-- Extracted material start --

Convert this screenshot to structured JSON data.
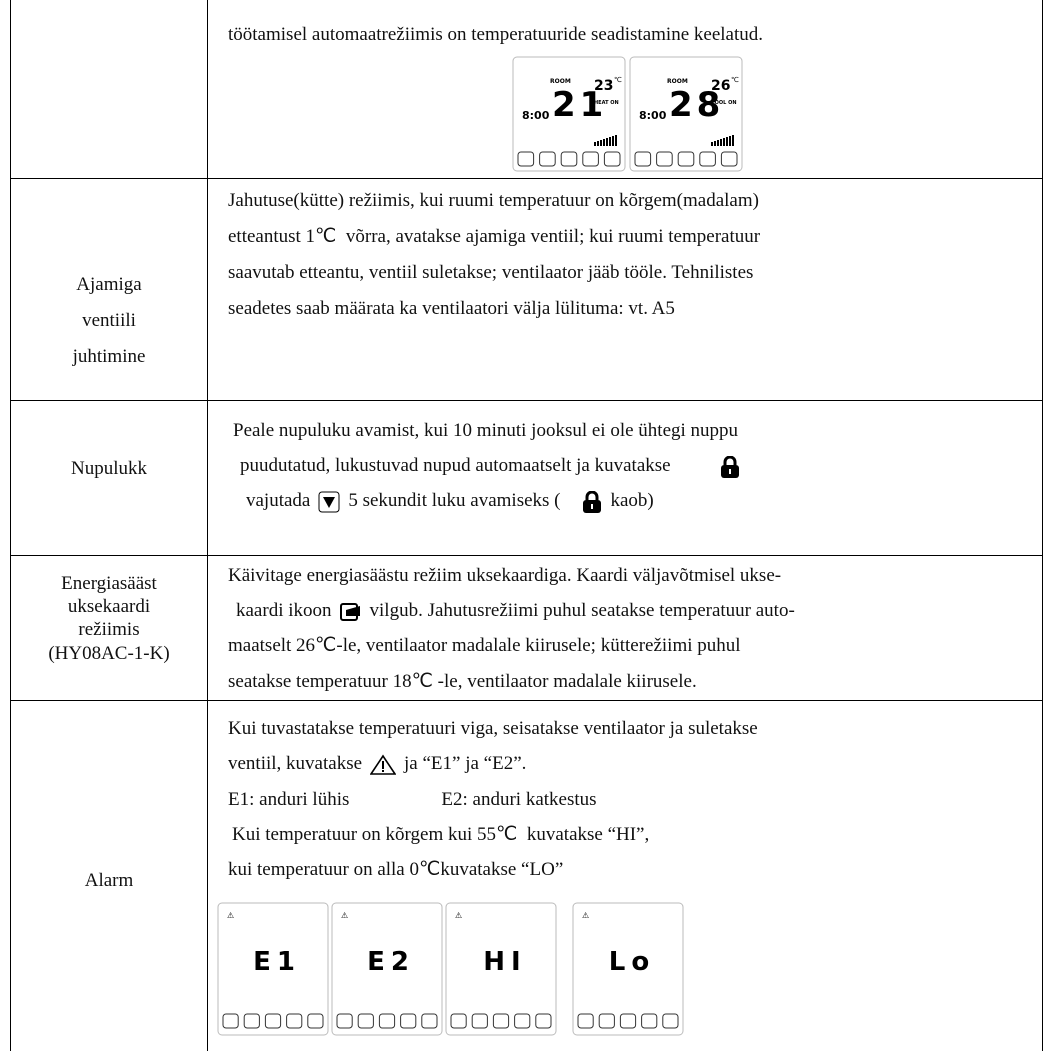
{
  "rows": [
    {
      "lines": [
        "töötamisel automaatrežiimis on temperatuuride seadistamine keelatud."
      ],
      "displays": [
        {
          "room": "ROOM",
          "temp": "21",
          "setpoint": "23",
          "unit": "℃",
          "clock": "8:00",
          "mode": "HEAT ON"
        },
        {
          "room": "ROOM",
          "temp": "28",
          "setpoint": "26",
          "unit": "℃",
          "clock": "8:00",
          "mode": "COOL ON"
        }
      ]
    },
    {
      "label": [
        "Ajamiga",
        "ventiili",
        "juhtimine"
      ],
      "lines": [
        "Jahutuse(kütte) režiimis, kui ruumi temperatuur on kõrgem(madalam)",
        "etteantust 1℃  võrra, avatakse ajamiga ventiil; kui ruumi temperatuur",
        "saavutab etteantu, ventiil suletakse; ventilaator jääb tööle. Tehnilistes",
        "seadetes saab määrata ka ventilaatori välja lülituma: vt. A5"
      ]
    },
    {
      "label": [
        "Nupulukk"
      ],
      "lines": [
        [
          "Peale nupuluku avamist, kui 10 minuti jooksul ei ole ühtegi nuppu"
        ],
        [
          "puudutatud, lukustuvad nupud automaatselt ja kuvatakse"
        ],
        [
          "vajutada",
          "5 sekundit luku avamiseks (",
          "kaob)"
        ]
      ]
    },
    {
      "label": [
        "Energiasääst",
        "uksekaardi",
        "režiimis",
        "(HY08AC-1-K)"
      ],
      "lines": [
        [
          "Käivitage energiasäästu režiim uksekaardiga. Kaardi väljavõtmisel ukse-"
        ],
        [
          "kaardi ikoon",
          "vilgub. Jahutusrežiimi puhul seatakse temperatuur auto-"
        ],
        [
          "maatselt 26℃-le, ventilaator madalale kiirusele; kütterežiimi puhul"
        ],
        [
          "seatakse temperatuur 18℃ -le, ventilaator madalale kiirusele."
        ]
      ]
    },
    {
      "label": [
        "Alarm"
      ],
      "lines": [
        [
          "Kui tuvastatakse temperatuuri viga, seisatakse ventilaator ja suletakse"
        ],
        [
          "ventiil, kuvatakse",
          "ja “E1” ja “E2”."
        ],
        [
          "E1: anduri lühis",
          "E2: anduri katkestus"
        ],
        [
          "Kui temperatuur on kõrgem kui 55℃  kuvatakse “HI”,"
        ],
        [
          "kui temperatuur on alla 0℃kuvatakse “LO”"
        ]
      ],
      "displays": [
        "E1",
        "E2",
        "HI",
        "Lo"
      ]
    }
  ]
}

-- Extracted material end --

Your objective - Only a number is expected here: the count of lines in the listing that hold the string "anduri".

Output below - 2